=== EXERCISE BRIEF ===
Each line of the material below should be reproduced exactly.
** START OF DATA SECTION **
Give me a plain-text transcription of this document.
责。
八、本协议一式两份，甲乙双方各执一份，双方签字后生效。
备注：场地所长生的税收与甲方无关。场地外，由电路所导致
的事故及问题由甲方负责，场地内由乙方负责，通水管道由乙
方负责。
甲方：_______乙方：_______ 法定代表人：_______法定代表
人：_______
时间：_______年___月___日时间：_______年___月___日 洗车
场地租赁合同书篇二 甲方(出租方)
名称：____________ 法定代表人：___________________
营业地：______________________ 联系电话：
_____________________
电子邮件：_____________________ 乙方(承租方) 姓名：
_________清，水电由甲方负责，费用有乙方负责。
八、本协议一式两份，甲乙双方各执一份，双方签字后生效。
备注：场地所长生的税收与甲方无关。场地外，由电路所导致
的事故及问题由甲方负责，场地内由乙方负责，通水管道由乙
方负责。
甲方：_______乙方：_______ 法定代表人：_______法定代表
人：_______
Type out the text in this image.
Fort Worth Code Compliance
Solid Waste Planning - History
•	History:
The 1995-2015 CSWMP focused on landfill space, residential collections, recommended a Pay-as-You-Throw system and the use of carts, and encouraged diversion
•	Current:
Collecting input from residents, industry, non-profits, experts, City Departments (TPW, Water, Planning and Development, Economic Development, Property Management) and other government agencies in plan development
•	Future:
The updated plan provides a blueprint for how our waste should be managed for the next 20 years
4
** END OF DATA SECTION **
=== TASK RESPONSE ===
Give me a plain-text transcription of this document.
责。
八、本协议一式两份，甲乙双方各执一份，双方签字后生效。
备注：场地所长生的税收与甲方无关。场地外，由电路所导致
的事故及问题由甲方负责，场地内由乙方负责，通水管道由乙
方负责。
甲方：_______乙方：_______ 法定代表人：_______法定代表
人：_______
时间：_______年___月___日时间：_______年___月___日 洗车
场地租赁合同书篇二 甲方(出租方)
名称：____________ 法定代表人：___________________
营业地：______________________ 联系电话：
_____________________
电子邮件：_____________________ 乙方(承租方) 姓名：
_________清，水电由甲方负责，费用有乙方负责。
八、本协议一式两份，甲乙双方各执一份，双方签字后生效。
备注：场地所长生的税收与甲方无关。场地外，由电路所导致
的事故及问题由甲方负责，场地内由乙方负责，通水管道由乙
方负责。
甲方：_______乙方：_______ 法定代表人：_______法定代表
人：_______
Type out the text in this image.
Fort Worth Code Compliance
Solid Waste Planning - History
•	History:
The 1995-2015 CSWMP focused on landfill space, residential collections, recommended a Pay-as-You-Throw system and the use of carts, and encouraged diversion
•	Current:
Collecting input from residents, industry, non-profits, experts, City Departments (TPW, Water, Planning and Development, Economic Development, Property Management) and other government agencies in plan development
•	Future:
The updated plan provides a blueprint for how our waste should be managed for the next 20 years
4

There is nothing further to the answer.